**Set exercise:** Records follow. Pull out every line that contains "case".

(Collection entries)
----------

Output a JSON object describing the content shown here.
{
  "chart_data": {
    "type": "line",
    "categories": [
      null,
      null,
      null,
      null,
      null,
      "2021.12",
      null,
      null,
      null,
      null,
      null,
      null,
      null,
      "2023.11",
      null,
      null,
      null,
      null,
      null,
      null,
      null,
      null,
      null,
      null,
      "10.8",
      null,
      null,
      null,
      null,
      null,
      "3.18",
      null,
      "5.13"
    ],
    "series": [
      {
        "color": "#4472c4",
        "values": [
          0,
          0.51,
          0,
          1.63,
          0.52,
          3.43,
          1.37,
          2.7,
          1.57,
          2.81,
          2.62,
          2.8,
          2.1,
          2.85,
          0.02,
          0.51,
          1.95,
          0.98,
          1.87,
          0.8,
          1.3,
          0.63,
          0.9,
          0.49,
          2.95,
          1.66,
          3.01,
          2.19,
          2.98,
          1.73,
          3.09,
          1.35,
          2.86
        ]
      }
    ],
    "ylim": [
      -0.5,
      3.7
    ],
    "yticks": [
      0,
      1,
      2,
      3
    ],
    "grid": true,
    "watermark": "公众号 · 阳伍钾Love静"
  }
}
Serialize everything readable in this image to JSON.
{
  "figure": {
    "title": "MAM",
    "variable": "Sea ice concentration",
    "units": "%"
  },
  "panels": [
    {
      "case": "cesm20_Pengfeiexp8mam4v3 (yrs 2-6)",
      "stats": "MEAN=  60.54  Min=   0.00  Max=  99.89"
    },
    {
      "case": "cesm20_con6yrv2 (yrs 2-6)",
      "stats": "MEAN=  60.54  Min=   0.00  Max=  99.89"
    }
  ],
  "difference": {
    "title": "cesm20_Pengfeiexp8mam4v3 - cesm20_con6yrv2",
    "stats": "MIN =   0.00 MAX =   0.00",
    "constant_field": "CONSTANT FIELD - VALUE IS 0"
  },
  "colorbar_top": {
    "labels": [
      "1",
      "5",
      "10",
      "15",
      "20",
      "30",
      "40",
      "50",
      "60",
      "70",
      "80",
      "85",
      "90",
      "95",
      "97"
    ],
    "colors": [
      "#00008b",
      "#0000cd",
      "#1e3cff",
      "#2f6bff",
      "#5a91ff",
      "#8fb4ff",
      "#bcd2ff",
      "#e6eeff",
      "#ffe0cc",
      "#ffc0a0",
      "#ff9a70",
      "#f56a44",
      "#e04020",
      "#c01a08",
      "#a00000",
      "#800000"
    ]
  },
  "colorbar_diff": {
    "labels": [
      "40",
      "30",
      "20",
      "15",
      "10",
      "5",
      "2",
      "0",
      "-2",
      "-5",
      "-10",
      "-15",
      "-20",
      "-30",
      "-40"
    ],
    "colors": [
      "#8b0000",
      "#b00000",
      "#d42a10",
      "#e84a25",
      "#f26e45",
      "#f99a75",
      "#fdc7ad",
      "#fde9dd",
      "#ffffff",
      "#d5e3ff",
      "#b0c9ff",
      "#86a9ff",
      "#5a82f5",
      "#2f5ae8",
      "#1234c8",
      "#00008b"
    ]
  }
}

----------

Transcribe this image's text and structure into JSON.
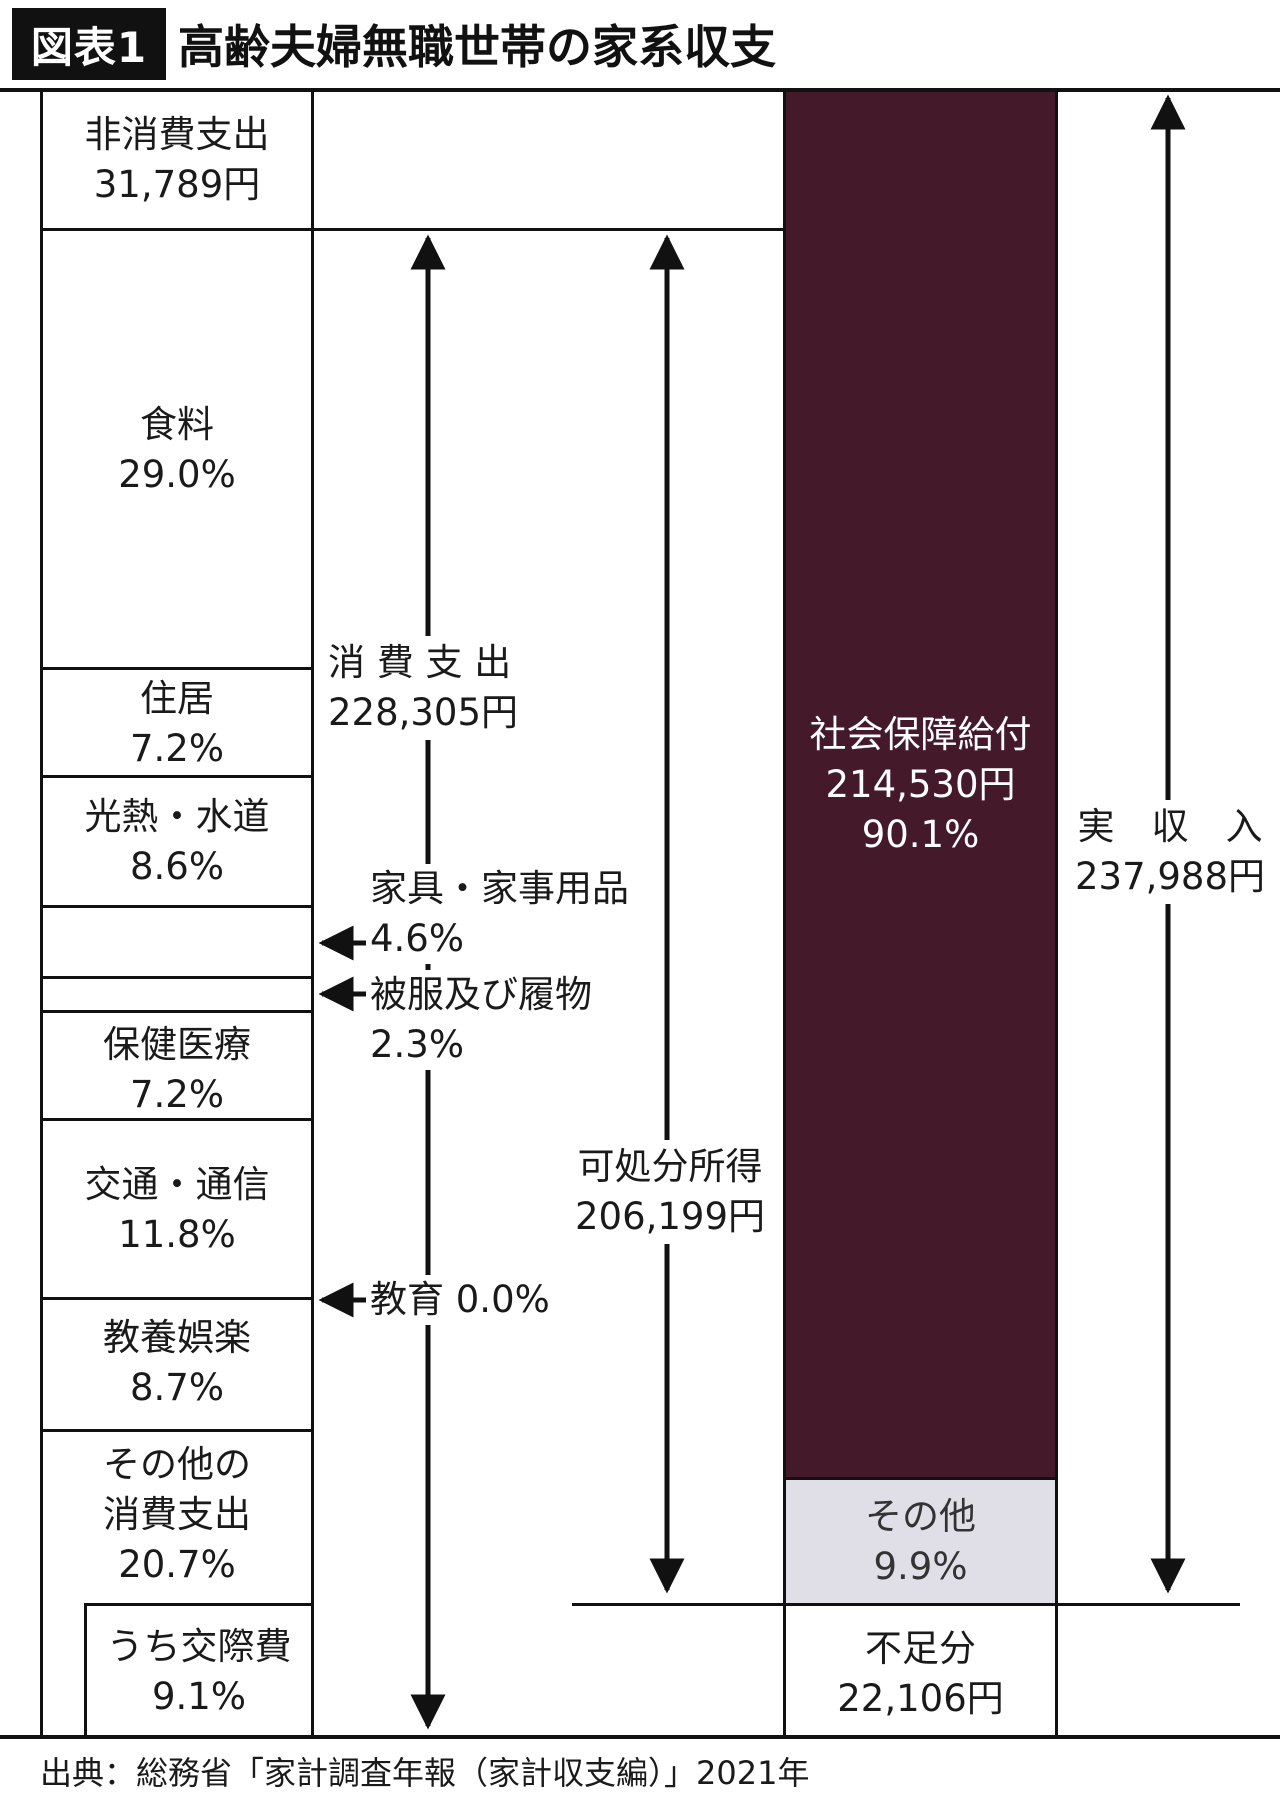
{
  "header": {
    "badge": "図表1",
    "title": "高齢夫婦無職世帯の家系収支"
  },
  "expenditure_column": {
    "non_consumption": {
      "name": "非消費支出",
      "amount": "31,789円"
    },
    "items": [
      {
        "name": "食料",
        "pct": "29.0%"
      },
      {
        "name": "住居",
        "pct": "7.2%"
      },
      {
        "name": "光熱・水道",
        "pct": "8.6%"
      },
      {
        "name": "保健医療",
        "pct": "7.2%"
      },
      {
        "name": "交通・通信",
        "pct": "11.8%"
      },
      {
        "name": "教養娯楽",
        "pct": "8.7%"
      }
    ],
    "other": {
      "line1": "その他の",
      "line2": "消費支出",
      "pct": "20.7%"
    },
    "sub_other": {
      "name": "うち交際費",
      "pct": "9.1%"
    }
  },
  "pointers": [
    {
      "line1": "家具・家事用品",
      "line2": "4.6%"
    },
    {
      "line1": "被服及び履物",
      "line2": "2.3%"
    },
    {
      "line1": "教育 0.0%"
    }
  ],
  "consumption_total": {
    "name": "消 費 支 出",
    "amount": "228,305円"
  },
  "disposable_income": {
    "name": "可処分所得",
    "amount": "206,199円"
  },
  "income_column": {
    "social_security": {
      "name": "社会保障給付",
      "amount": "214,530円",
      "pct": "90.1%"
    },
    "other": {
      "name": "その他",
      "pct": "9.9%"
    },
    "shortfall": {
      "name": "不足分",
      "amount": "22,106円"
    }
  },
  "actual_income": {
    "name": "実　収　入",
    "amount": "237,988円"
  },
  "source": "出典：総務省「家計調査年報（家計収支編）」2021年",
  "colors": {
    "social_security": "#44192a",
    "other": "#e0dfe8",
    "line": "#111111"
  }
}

----------

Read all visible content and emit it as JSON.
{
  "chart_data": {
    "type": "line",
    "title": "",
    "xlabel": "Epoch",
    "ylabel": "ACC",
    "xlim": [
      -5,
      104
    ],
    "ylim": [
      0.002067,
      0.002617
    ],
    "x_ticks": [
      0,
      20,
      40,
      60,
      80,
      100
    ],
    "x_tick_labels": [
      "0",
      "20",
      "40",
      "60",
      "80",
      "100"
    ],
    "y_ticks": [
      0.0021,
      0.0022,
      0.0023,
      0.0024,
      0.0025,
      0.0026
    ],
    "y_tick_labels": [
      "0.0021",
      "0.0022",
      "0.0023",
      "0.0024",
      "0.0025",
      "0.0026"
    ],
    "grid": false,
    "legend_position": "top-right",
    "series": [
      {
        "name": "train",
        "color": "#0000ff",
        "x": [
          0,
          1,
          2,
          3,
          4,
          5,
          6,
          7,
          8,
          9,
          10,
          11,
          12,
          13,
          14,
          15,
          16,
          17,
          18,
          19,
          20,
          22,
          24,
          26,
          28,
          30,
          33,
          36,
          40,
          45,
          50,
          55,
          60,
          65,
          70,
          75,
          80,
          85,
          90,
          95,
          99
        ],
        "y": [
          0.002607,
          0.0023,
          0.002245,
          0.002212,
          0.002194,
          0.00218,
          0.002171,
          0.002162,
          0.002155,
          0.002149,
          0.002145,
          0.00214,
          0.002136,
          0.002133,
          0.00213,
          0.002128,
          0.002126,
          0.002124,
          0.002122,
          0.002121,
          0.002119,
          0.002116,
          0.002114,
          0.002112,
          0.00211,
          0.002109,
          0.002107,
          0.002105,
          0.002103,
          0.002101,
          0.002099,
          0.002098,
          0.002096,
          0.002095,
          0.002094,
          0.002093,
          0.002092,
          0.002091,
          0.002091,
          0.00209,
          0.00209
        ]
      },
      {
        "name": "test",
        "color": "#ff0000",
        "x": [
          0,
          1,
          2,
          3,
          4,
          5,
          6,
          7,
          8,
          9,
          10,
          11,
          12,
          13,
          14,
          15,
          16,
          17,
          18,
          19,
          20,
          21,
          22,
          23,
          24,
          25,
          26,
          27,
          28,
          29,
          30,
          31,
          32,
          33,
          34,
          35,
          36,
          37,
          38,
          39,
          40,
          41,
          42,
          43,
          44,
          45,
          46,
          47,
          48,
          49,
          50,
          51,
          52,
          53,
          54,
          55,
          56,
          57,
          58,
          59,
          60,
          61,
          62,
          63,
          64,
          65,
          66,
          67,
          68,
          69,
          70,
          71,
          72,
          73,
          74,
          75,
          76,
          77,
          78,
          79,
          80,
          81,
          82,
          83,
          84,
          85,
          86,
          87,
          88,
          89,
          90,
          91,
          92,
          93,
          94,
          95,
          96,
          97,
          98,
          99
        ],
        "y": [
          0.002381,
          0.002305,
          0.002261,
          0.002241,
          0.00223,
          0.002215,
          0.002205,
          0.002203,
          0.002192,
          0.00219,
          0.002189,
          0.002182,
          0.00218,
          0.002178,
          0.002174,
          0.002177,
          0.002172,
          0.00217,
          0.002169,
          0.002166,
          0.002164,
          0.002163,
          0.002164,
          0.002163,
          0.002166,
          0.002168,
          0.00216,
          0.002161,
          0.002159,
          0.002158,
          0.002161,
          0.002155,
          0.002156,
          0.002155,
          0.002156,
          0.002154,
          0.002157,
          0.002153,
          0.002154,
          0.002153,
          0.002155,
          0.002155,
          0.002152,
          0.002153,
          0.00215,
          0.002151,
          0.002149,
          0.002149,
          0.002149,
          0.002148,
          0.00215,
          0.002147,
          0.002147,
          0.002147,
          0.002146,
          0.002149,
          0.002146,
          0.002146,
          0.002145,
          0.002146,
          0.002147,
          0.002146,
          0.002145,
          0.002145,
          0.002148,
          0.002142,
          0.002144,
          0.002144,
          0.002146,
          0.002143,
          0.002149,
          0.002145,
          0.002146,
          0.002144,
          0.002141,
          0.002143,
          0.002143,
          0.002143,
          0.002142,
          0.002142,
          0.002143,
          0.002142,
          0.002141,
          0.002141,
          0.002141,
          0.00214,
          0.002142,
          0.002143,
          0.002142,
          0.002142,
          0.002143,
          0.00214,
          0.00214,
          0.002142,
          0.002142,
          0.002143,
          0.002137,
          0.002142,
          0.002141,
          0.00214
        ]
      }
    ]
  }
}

----------

**Full solution:**
      "case": "cesm20_Pengfeiexp8mam4v3 (yrs 2-6)",
      "case": "cesm20_con6yrv2 (yrs 2-6)",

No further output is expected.